**** ROWS ****

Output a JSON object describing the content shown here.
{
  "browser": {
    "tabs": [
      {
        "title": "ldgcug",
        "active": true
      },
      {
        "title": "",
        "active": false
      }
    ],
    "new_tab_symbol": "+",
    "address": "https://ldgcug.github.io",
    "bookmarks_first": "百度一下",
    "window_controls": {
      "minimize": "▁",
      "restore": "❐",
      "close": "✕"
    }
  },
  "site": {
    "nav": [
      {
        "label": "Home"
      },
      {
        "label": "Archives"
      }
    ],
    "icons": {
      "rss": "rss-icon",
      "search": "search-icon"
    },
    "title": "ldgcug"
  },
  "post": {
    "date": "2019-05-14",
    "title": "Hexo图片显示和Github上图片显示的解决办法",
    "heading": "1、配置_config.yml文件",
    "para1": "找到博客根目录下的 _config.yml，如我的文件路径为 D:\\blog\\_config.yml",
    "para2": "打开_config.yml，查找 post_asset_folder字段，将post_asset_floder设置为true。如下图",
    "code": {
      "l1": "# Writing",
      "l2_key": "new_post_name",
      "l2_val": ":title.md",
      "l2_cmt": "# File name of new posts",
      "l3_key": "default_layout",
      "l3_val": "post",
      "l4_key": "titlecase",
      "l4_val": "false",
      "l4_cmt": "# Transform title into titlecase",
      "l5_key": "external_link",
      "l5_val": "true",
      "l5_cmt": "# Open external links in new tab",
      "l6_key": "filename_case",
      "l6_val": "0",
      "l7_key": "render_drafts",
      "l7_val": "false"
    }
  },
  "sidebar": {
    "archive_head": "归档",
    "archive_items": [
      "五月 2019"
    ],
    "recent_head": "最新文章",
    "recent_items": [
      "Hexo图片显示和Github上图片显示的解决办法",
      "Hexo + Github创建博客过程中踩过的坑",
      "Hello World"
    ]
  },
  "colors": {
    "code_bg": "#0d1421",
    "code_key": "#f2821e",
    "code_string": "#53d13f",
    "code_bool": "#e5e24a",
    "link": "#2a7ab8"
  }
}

****

*INSTRUCTIONS TO FOLLOW*. The entries above must be returned in full, exactly as shown.

*ANSWER TO THIS TASK*.
Output a JSON object describing the content shown here.
{
  "browser": {
    "tabs": [
      {
        "title": "ldgcug",
        "active": true
      },
      {
        "title": "",
        "active": false
      }
    ],
    "new_tab_symbol": "+",
    "address": "https://ldgcug.github.io",
    "bookmarks_first": "百度一下",
    "window_controls": {
      "minimize": "▁",
      "restore": "❐",
      "close": "✕"
    }
  },
  "site": {
    "nav": [
      {
        "label": "Home"
      },
      {
        "label": "Archives"
      }
    ],
    "icons": {
      "rss": "rss-icon",
      "search": "search-icon"
    },
    "title": "ldgcug"
  },
  "post": {
    "date": "2019-05-14",
    "title": "Hexo图片显示和Github上图片显示的解决办法",
    "heading": "1、配置_config.yml文件",
    "para1": "找到博客根目录下的 _config.yml，如我的文件路径为 D:\\blog\\_config.yml",
    "para2": "打开_config.yml，查找 post_asset_folder字段，将post_asset_floder设置为true。如下图",
    "code": {
      "l1": "# Writing",
      "l2_key": "new_post_name",
      "l2_val": ":title.md",
      "l2_cmt": "# File name of new posts",
      "l3_key": "default_layout",
      "l3_val": "post",
      "l4_key": "titlecase",
      "l4_val": "false",
      "l4_cmt": "# Transform title into titlecase",
      "l5_key": "external_link",
      "l5_val": "true",
      "l5_cmt": "# Open external links in new tab",
      "l6_key": "filename_case",
      "l6_val": "0",
      "l7_key": "render_drafts",
      "l7_val": "false"
    }
  },
  "sidebar": {
    "archive_head": "归档",
    "archive_items": [
      "五月 2019"
    ],
    "recent_head": "最新文章",
    "recent_items": [
      "Hexo图片显示和Github上图片显示的解决办法",
      "Hexo + Github创建博客过程中踩过的坑",
      "Hello World"
    ]
  },
  "colors": {
    "code_bg": "#0d1421",
    "code_key": "#f2821e",
    "code_string": "#53d13f",
    "code_bool": "#e5e24a",
    "link": "#2a7ab8"
  }
}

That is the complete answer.